Dataset rows about figures:
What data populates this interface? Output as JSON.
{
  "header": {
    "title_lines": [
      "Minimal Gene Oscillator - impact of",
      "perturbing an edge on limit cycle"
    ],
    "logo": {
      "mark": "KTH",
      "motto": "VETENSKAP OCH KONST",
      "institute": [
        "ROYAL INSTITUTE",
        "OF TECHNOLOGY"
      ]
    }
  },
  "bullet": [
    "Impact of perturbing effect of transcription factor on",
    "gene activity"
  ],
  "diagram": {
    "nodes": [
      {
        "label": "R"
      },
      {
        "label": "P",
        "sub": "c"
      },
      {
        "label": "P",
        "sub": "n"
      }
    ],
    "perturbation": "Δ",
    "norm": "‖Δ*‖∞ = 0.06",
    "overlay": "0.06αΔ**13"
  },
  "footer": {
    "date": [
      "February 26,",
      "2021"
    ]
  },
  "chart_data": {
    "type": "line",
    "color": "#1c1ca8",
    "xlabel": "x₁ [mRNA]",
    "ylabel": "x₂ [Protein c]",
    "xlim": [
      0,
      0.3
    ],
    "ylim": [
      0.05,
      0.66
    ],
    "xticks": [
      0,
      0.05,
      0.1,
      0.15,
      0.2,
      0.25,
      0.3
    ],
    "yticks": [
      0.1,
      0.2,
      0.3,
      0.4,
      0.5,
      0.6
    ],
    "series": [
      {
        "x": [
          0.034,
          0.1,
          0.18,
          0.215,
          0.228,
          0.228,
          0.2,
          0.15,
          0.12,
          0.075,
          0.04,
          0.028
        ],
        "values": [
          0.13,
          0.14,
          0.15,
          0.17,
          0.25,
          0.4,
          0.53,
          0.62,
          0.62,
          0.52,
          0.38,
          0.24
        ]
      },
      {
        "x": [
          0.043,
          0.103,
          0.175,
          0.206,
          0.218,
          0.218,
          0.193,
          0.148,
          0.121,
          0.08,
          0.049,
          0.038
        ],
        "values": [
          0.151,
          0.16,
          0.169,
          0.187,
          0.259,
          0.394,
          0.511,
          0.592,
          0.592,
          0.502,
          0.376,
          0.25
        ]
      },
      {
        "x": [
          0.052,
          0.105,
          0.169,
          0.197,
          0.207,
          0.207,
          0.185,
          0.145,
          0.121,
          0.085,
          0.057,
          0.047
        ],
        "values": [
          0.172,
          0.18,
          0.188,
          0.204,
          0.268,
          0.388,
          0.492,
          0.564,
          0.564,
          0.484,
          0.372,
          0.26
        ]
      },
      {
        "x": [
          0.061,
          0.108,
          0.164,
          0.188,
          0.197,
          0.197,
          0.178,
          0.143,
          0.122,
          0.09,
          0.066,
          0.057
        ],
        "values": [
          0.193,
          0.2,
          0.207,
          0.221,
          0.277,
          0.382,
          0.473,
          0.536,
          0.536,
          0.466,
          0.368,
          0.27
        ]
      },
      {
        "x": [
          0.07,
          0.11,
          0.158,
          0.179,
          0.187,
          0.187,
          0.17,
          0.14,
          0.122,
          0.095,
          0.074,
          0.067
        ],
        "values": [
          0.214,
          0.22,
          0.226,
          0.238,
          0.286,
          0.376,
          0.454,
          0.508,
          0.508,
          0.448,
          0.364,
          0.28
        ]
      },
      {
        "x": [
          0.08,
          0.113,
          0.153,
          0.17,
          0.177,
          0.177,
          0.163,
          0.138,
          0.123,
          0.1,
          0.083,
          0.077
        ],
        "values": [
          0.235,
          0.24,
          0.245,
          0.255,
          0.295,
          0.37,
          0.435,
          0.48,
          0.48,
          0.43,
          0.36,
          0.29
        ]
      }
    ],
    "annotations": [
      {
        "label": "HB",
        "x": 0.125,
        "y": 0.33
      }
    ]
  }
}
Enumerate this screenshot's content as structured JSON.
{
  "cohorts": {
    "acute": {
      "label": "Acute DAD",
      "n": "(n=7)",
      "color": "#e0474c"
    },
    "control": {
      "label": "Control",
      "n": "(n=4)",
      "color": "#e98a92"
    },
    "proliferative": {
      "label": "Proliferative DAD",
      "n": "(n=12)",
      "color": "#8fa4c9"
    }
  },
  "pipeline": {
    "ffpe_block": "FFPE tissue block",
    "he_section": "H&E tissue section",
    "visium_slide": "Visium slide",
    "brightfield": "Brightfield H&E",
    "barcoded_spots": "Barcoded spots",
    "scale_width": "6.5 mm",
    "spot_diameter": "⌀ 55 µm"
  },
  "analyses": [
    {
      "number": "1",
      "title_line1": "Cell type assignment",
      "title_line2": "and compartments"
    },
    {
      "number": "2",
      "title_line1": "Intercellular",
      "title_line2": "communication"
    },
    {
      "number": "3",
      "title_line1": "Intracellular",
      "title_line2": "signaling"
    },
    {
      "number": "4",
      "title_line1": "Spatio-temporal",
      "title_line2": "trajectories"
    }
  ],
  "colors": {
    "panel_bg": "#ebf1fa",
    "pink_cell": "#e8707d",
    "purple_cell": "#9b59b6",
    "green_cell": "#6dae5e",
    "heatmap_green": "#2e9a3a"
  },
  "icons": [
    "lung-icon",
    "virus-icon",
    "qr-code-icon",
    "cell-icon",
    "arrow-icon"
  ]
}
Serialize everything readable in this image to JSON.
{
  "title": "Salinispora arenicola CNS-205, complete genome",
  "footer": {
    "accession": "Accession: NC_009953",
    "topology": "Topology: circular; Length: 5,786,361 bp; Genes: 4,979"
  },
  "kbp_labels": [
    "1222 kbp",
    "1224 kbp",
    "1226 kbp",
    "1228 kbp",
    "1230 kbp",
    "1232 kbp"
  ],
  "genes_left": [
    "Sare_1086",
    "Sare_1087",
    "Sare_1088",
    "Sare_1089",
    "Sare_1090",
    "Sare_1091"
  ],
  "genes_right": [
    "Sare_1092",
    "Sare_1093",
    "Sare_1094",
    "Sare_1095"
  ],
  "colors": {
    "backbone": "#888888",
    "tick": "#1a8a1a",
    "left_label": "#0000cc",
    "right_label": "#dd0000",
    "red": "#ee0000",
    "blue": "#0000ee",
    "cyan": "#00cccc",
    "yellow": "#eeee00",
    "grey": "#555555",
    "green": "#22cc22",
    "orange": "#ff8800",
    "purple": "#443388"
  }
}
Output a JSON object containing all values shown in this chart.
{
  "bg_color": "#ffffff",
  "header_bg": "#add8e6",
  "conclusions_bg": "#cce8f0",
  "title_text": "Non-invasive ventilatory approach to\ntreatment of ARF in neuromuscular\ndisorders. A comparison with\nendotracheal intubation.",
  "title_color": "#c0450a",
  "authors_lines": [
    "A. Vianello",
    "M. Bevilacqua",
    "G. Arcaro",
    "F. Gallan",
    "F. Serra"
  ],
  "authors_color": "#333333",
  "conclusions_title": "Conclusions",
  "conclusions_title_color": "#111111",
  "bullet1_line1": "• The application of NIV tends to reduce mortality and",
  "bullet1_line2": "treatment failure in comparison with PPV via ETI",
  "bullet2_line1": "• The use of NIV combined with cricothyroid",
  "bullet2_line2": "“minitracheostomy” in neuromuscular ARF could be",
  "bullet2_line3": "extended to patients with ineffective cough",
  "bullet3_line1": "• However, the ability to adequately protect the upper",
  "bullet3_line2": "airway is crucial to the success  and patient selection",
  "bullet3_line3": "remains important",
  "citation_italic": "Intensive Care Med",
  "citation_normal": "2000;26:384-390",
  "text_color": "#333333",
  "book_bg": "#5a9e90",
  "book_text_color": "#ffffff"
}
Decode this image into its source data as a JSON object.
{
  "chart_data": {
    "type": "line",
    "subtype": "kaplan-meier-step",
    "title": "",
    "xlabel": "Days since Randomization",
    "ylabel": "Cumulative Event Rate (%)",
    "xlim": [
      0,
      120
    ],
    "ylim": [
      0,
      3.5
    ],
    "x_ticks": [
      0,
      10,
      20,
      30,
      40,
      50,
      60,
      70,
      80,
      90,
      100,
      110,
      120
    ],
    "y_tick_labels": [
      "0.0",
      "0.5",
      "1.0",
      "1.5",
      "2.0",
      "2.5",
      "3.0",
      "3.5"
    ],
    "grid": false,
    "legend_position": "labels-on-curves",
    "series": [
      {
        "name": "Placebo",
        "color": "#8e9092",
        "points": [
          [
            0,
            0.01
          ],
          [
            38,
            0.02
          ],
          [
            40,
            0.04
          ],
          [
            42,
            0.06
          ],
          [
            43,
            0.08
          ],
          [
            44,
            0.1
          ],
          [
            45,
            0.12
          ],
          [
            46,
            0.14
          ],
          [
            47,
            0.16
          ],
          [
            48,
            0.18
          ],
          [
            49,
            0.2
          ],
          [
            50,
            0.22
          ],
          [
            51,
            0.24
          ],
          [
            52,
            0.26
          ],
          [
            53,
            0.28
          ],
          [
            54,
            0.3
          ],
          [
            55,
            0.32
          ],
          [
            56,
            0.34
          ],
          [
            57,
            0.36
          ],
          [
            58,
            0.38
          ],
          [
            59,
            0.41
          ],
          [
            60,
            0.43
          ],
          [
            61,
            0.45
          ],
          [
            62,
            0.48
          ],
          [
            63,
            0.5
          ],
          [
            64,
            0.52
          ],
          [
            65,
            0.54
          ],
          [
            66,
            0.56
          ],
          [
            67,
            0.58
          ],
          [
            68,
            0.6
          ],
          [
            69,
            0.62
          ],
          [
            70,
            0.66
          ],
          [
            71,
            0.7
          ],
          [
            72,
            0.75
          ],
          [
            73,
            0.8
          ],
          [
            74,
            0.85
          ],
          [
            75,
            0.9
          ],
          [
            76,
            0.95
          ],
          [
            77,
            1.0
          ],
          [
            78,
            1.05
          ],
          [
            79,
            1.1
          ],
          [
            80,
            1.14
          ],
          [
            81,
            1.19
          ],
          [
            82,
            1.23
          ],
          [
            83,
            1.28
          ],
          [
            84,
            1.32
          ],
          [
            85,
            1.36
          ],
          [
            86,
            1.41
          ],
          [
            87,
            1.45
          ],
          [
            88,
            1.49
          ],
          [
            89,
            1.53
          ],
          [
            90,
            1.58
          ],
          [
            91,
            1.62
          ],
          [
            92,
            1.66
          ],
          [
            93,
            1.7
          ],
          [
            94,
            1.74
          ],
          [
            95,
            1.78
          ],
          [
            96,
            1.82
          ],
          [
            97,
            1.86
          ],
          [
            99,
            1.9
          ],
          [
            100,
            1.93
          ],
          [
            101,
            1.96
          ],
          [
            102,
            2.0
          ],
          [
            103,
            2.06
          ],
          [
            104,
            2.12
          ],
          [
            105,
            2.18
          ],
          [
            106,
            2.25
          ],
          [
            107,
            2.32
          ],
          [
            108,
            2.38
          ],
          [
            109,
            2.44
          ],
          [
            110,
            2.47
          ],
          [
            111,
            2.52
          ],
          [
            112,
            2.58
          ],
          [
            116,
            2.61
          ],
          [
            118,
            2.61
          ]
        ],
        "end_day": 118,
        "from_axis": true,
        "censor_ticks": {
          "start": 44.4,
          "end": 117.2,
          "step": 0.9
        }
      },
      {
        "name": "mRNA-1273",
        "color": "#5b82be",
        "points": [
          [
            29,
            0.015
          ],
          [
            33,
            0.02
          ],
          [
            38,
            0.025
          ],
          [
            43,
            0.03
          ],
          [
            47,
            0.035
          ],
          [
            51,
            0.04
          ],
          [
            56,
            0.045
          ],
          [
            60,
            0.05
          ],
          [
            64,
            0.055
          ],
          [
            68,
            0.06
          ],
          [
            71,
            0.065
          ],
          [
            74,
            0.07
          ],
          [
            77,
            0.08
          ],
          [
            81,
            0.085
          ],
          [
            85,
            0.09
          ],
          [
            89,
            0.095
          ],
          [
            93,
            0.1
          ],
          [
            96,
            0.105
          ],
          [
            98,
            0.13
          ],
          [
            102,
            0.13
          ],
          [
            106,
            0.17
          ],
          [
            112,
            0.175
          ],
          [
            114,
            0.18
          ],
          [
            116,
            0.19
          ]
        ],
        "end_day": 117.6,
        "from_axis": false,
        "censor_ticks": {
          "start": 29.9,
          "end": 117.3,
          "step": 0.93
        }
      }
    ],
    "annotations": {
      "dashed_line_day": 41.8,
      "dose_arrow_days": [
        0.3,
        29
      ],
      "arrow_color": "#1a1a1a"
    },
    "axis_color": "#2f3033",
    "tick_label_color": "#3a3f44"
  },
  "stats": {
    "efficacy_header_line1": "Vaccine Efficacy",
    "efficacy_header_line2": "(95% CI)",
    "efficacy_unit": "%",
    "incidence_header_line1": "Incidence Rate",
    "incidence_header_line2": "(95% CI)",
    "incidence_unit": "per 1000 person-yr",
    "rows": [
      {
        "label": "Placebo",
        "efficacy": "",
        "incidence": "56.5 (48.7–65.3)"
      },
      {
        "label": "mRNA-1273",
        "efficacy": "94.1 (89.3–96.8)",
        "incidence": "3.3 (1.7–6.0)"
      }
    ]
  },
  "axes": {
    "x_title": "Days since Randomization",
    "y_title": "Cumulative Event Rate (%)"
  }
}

• _Problem description_: Could you copy every line in the records that holds "tissue"?

• _Your solution_:
    "ffpe_block": "FFPE tissue block",
    "he_section": "H&E tissue section",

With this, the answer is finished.